>> start RECORD EXTRACTS

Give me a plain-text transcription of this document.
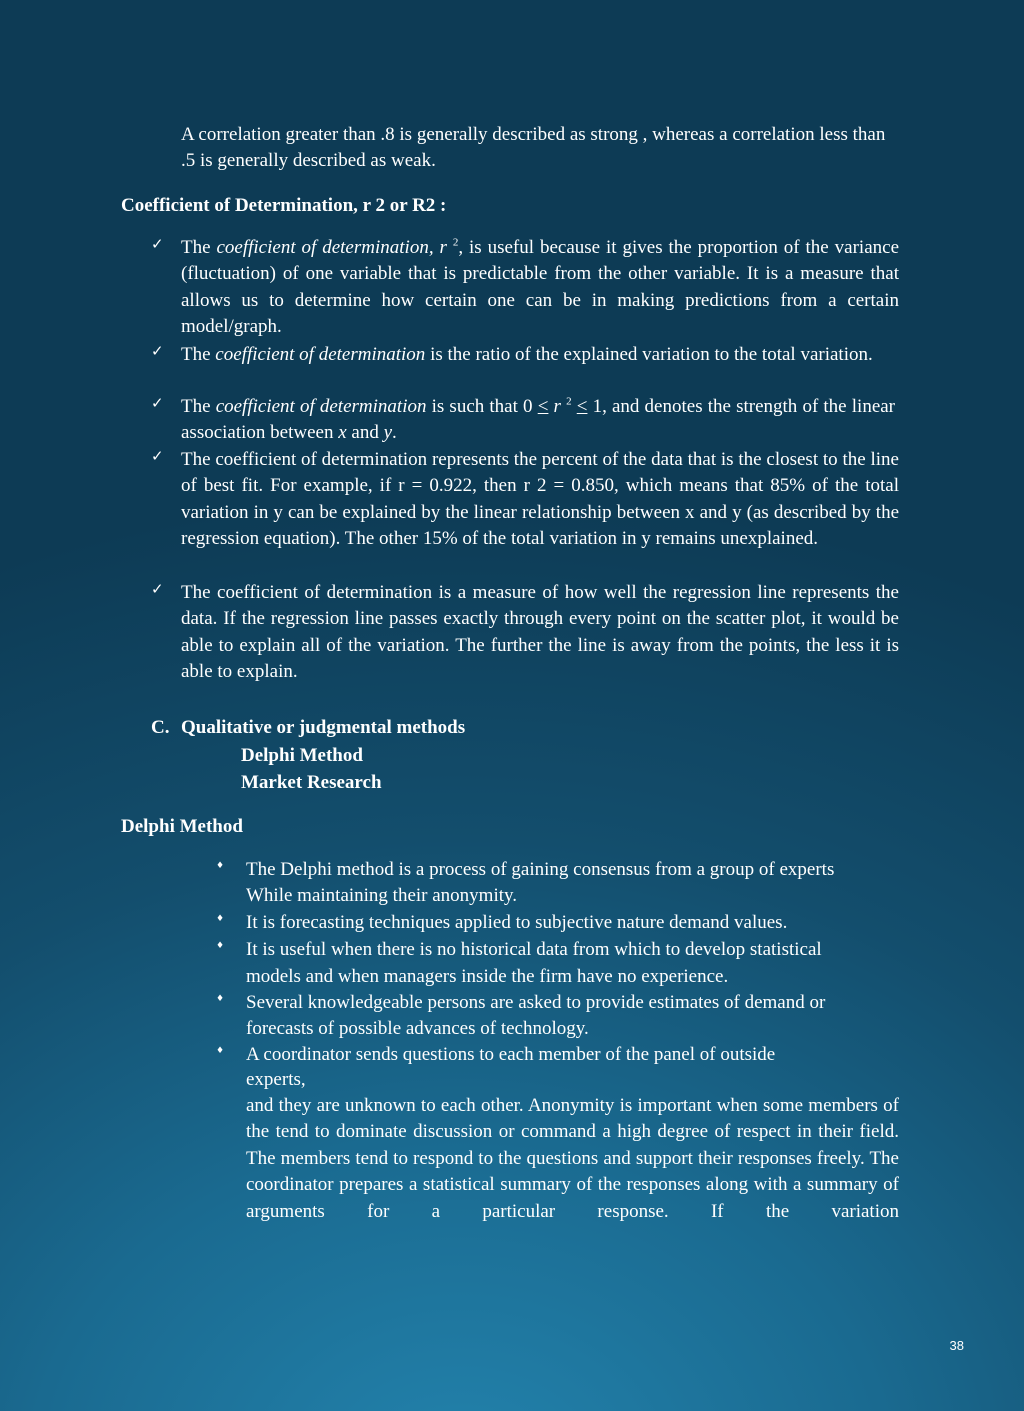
A correlation greater than .8 is generally described as strong , whereas a correlation less than .5 is generally described as weak.

Coefficient of Determination, r 2 or R2 :

✓ The coefficient of determination, r $^2$, is useful because it gives the proportion of the variance (fluctuation) of one variable that is predictable from the other variable. It is a measure that allows us to determine how certain one can be in making predictions from a certain model/graph.

✓ The coefficient of determination is the ratio of the explained variation to the total variation.

✓ The coefficient of determination is such that 0 ≤ r $^2$ ≤ 1, and denotes the strength of the linear association between x and y.

✓ The coefficient of determination represents the percent of the data that is the closest to the line of best fit. For example, if r = 0.922, then r 2 = 0.850, which means that 85% of the total variation in y can be explained by the linear relationship between x and y (as described by the regression equation). The other 15% of the total variation in y remains unexplained.

✓ The coefficient of determination is a measure of how well the regression line represents the data. If the regression line passes exactly through every point on the scatter plot, it would be able to explain all of the variation. The further the line is away from the points, the less it is able to explain.

C. Qualitative or judgmental methods

Delphi Method

Market Research

Delphi Method

♦ The Delphi method is a process of gaining consensus from a group of experts

While maintaining their anonymity.

♦ It is forecasting techniques applied to subjective nature demand values.

♦ It is useful when there is no historical data from which to develop statistical

models and when managers inside the firm have no experience.

♦ Several knowledgeable persons are asked to provide estimates of demand or

forecasts of possible advances of technology.

♦ A coordinator sends questions to each member of the panel of outside

experts,

and they are unknown to each other. Anonymity is important when some members of the tend to dominate discussion or command a high degree of respect in their field. The members tend to respond to the questions and support their responses freely. The coordinator prepares a statistical summary of the responses along with a summary of arguments for a particular response. If the variation

38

>> end RECORD EXTRACTS

REQUEST – What is the number of lines above that contain "demand"? Answer with that number only.

FINISHED EXERCISE – 2